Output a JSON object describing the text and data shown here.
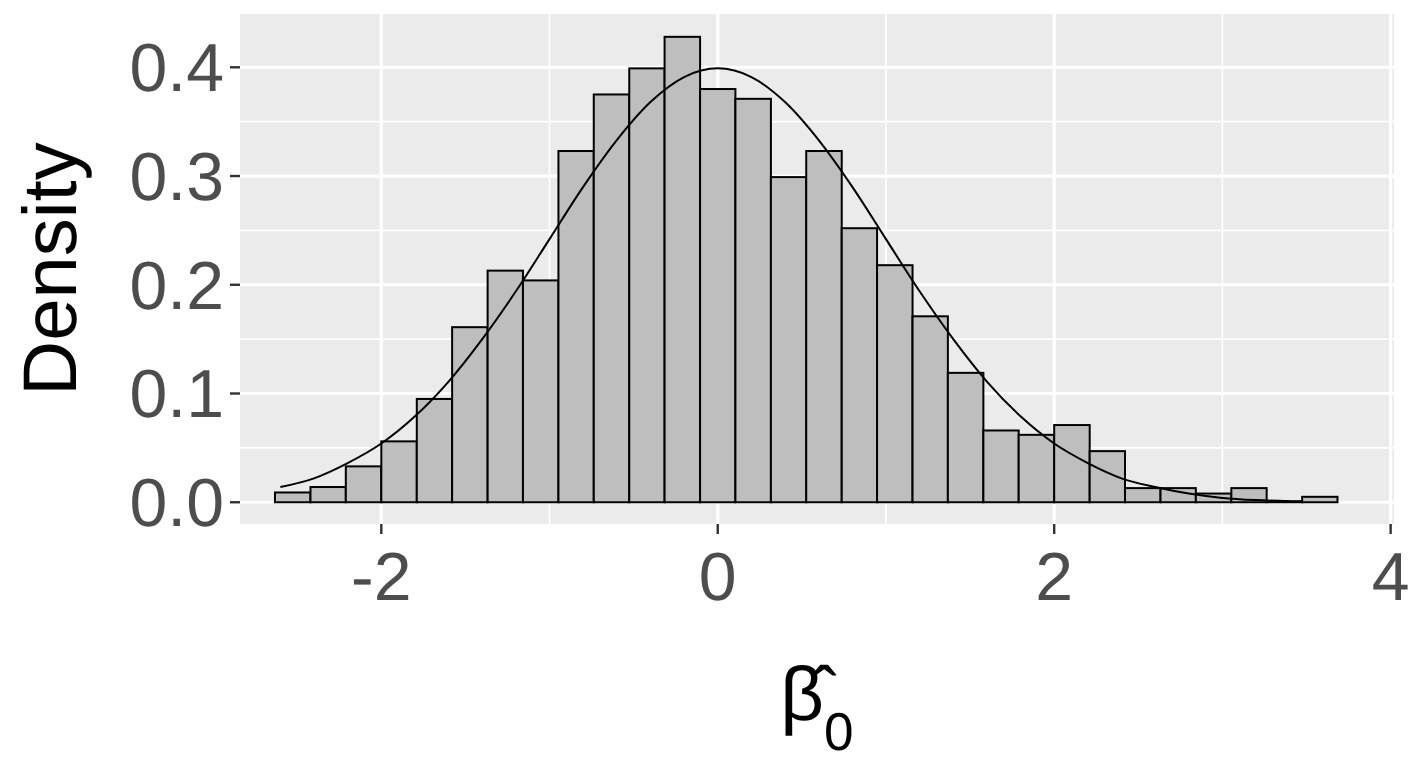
{
  "chart_data": {
    "type": "histogram",
    "xlabel": "β̂$_{0}$",
    "ylabel": "Density",
    "xlim": [
      -2.84,
      4.02
    ],
    "ylim": [
      -0.02,
      0.449
    ],
    "xticks": [
      -2,
      0,
      2,
      4
    ],
    "yticks": [
      {
        "value": 0,
        "label": "0.0"
      },
      {
        "value": 0.1,
        "label": "0.1"
      },
      {
        "value": 0.2,
        "label": "0.2"
      },
      {
        "value": 0.3,
        "label": "0.3"
      },
      {
        "value": 0.4,
        "label": "0.4"
      }
    ],
    "grid": true,
    "series": [
      {
        "type": "histogram",
        "color": "#bebebe",
        "bins": [
          -2.632,
          -2.421,
          -2.211,
          -2,
          -1.789,
          -1.579,
          -1.368,
          -1.158,
          -0.947,
          -0.737,
          -0.526,
          -0.316,
          -0.105,
          0.105,
          0.316,
          0.526,
          0.737,
          0.947,
          1.158,
          1.368,
          1.579,
          1.789,
          2,
          2.211,
          2.421,
          2.632,
          2.842,
          3.053,
          3.263,
          3.474,
          3.684
        ],
        "values": [
          0.009,
          0.014,
          0.033,
          0.056,
          0.095,
          0.161,
          0.213,
          0.204,
          0.323,
          0.375,
          0.399,
          0.428,
          0.38,
          0.371,
          0.299,
          0.323,
          0.252,
          0.218,
          0.171,
          0.119,
          0.066,
          0.062,
          0.071,
          0.047,
          0.013,
          0.013,
          0.008,
          0.013,
          0.001,
          0.005
        ]
      },
      {
        "type": "line",
        "color": "#000000",
        "x": [
          -2.6,
          -2.4,
          -2.2,
          -2,
          -1.8,
          -1.6,
          -1.4,
          -1.2,
          -1,
          -0.8,
          -0.6,
          -0.4,
          -0.2,
          0,
          0.2,
          0.4,
          0.6,
          0.8,
          1,
          1.2,
          1.4,
          1.6,
          1.8,
          2,
          2.2,
          2.4,
          2.6,
          2.8,
          3,
          3.2,
          3.4
        ],
        "values": [
          0.014,
          0.022,
          0.036,
          0.054,
          0.079,
          0.111,
          0.15,
          0.194,
          0.242,
          0.29,
          0.333,
          0.368,
          0.391,
          0.399,
          0.391,
          0.368,
          0.333,
          0.29,
          0.242,
          0.194,
          0.15,
          0.111,
          0.079,
          0.054,
          0.036,
          0.022,
          0.014,
          0.008,
          0.004,
          0.002,
          0.001
        ]
      }
    ]
  }
}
※ ※ ※
Restate the data above exactly, stripping out each image.

• Solution to the problem
Output a JSON object describing the text and data shown here.
{
  "chart_data": {
    "type": "histogram",
    "xlabel": "β̂$_{0}$",
    "ylabel": "Density",
    "xlim": [
      -2.84,
      4.02
    ],
    "ylim": [
      -0.02,
      0.449
    ],
    "xticks": [
      -2,
      0,
      2,
      4
    ],
    "yticks": [
      {
        "value": 0,
        "label": "0.0"
      },
      {
        "value": 0.1,
        "label": "0.1"
      },
      {
        "value": 0.2,
        "label": "0.2"
      },
      {
        "value": 0.3,
        "label": "0.3"
      },
      {
        "value": 0.4,
        "label": "0.4"
      }
    ],
    "grid": true,
    "series": [
      {
        "type": "histogram",
        "color": "#bebebe",
        "bins": [
          -2.632,
          -2.421,
          -2.211,
          -2,
          -1.789,
          -1.579,
          -1.368,
          -1.158,
          -0.947,
          -0.737,
          -0.526,
          -0.316,
          -0.105,
          0.105,
          0.316,
          0.526,
          0.737,
          0.947,
          1.158,
          1.368,
          1.579,
          1.789,
          2,
          2.211,
          2.421,
          2.632,
          2.842,
          3.053,
          3.263,
          3.474,
          3.684
        ],
        "values": [
          0.009,
          0.014,
          0.033,
          0.056,
          0.095,
          0.161,
          0.213,
          0.204,
          0.323,
          0.375,
          0.399,
          0.428,
          0.38,
          0.371,
          0.299,
          0.323,
          0.252,
          0.218,
          0.171,
          0.119,
          0.066,
          0.062,
          0.071,
          0.047,
          0.013,
          0.013,
          0.008,
          0.013,
          0.001,
          0.005
        ]
      },
      {
        "type": "line",
        "color": "#000000",
        "x": [
          -2.6,
          -2.4,
          -2.2,
          -2,
          -1.8,
          -1.6,
          -1.4,
          -1.2,
          -1,
          -0.8,
          -0.6,
          -0.4,
          -0.2,
          0,
          0.2,
          0.4,
          0.6,
          0.8,
          1,
          1.2,
          1.4,
          1.6,
          1.8,
          2,
          2.2,
          2.4,
          2.6,
          2.8,
          3,
          3.2,
          3.4
        ],
        "values": [
          0.014,
          0.022,
          0.036,
          0.054,
          0.079,
          0.111,
          0.15,
          0.194,
          0.242,
          0.29,
          0.333,
          0.368,
          0.391,
          0.399,
          0.391,
          0.368,
          0.333,
          0.29,
          0.242,
          0.194,
          0.15,
          0.111,
          0.079,
          0.054,
          0.036,
          0.022,
          0.014,
          0.008,
          0.004,
          0.002,
          0.001
        ]
      }
    ]
  }
}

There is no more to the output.